Dataset entries
########

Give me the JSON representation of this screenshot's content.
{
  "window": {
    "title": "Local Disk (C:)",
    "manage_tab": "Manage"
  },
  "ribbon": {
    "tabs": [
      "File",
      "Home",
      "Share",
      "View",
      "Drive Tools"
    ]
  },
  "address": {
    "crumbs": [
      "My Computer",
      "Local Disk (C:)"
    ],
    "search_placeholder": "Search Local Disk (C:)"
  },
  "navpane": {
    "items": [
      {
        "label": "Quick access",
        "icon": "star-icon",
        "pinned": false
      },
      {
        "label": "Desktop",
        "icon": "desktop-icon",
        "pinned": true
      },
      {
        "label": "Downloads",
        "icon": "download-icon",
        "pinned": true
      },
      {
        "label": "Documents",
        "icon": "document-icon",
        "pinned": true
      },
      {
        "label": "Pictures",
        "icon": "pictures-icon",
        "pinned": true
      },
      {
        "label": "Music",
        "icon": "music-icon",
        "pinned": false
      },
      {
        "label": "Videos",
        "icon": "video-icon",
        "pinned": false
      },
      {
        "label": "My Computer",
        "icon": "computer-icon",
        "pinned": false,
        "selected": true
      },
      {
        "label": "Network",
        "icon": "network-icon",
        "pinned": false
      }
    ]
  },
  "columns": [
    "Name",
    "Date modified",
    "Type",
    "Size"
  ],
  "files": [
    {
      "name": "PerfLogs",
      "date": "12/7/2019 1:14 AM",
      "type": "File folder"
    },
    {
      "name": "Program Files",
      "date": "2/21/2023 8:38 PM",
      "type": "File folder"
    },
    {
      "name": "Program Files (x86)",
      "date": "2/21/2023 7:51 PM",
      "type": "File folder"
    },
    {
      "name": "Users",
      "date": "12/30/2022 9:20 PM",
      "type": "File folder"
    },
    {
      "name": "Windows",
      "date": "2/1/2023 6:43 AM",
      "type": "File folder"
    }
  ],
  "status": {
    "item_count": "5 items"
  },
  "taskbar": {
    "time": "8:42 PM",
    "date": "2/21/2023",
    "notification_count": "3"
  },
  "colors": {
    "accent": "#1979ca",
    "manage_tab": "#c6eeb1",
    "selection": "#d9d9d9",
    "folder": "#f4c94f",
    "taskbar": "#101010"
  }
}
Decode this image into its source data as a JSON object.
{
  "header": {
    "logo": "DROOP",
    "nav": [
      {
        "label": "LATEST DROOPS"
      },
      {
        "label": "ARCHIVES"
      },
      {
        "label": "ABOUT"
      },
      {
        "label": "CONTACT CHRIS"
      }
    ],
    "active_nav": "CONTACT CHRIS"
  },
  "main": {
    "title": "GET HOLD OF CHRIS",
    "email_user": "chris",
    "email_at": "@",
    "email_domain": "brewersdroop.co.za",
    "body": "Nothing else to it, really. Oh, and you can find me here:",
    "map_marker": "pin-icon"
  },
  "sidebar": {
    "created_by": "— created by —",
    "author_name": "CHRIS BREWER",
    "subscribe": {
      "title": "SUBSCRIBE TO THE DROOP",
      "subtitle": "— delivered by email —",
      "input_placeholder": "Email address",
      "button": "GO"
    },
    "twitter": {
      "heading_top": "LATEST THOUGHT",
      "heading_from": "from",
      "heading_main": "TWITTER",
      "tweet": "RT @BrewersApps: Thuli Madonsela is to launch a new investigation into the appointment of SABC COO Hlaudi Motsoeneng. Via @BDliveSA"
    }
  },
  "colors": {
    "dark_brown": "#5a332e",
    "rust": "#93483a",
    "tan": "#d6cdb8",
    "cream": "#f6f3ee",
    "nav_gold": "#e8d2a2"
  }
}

########

TASK:
Repeat the data exactly. Leave nothing out.

SOLUTION:
Give me the JSON representation of this screenshot's content.
{
  "window": {
    "title": "Local Disk (C:)",
    "manage_tab": "Manage"
  },
  "ribbon": {
    "tabs": [
      "File",
      "Home",
      "Share",
      "View",
      "Drive Tools"
    ]
  },
  "address": {
    "crumbs": [
      "My Computer",
      "Local Disk (C:)"
    ],
    "search_placeholder": "Search Local Disk (C:)"
  },
  "navpane": {
    "items": [
      {
        "label": "Quick access",
        "icon": "star-icon",
        "pinned": false
      },
      {
        "label": "Desktop",
        "icon": "desktop-icon",
        "pinned": true
      },
      {
        "label": "Downloads",
        "icon": "download-icon",
        "pinned": true
      },
      {
        "label": "Documents",
        "icon": "document-icon",
        "pinned": true
      },
      {
        "label": "Pictures",
        "icon": "pictures-icon",
        "pinned": true
      },
      {
        "label": "Music",
        "icon": "music-icon",
        "pinned": false
      },
      {
        "label": "Videos",
        "icon": "video-icon",
        "pinned": false
      },
      {
        "label": "My Computer",
        "icon": "computer-icon",
        "pinned": false,
        "selected": true
      },
      {
        "label": "Network",
        "icon": "network-icon",
        "pinned": false
      }
    ]
  },
  "columns": [
    "Name",
    "Date modified",
    "Type",
    "Size"
  ],
  "files": [
    {
      "name": "PerfLogs",
      "date": "12/7/2019 1:14 AM",
      "type": "File folder"
    },
    {
      "name": "Program Files",
      "date": "2/21/2023 8:38 PM",
      "type": "File folder"
    },
    {
      "name": "Program Files (x86)",
      "date": "2/21/2023 7:51 PM",
      "type": "File folder"
    },
    {
      "name": "Users",
      "date": "12/30/2022 9:20 PM",
      "type": "File folder"
    },
    {
      "name": "Windows",
      "date": "2/1/2023 6:43 AM",
      "type": "File folder"
    }
  ],
  "status": {
    "item_count": "5 items"
  },
  "taskbar": {
    "time": "8:42 PM",
    "date": "2/21/2023",
    "notification_count": "3"
  },
  "colors": {
    "accent": "#1979ca",
    "manage_tab": "#c6eeb1",
    "selection": "#d9d9d9",
    "folder": "#f4c94f",
    "taskbar": "#101010"
  }
}
Decode this image into its source data as a JSON object.
{
  "header": {
    "logo": "DROOP",
    "nav": [
      {
        "label": "LATEST DROOPS"
      },
      {
        "label": "ARCHIVES"
      },
      {
        "label": "ABOUT"
      },
      {
        "label": "CONTACT CHRIS"
      }
    ],
    "active_nav": "CONTACT CHRIS"
  },
  "main": {
    "title": "GET HOLD OF CHRIS",
    "email_user": "chris",
    "email_at": "@",
    "email_domain": "brewersdroop.co.za",
    "body": "Nothing else to it, really. Oh, and you can find me here:",
    "map_marker": "pin-icon"
  },
  "sidebar": {
    "created_by": "— created by —",
    "author_name": "CHRIS BREWER",
    "subscribe": {
      "title": "SUBSCRIBE TO THE DROOP",
      "subtitle": "— delivered by email —",
      "input_placeholder": "Email address",
      "button": "GO"
    },
    "twitter": {
      "heading_top": "LATEST THOUGHT",
      "heading_from": "from",
      "heading_main": "TWITTER",
      "tweet": "RT @BrewersApps: Thuli Madonsela is to launch a new investigation into the appointment of SABC COO Hlaudi Motsoeneng. Via @BDliveSA"
    }
  },
  "colors": {
    "dark_brown": "#5a332e",
    "rust": "#93483a",
    "tan": "#d6cdb8",
    "cream": "#f6f3ee",
    "nav_gold": "#e8d2a2"
  }
}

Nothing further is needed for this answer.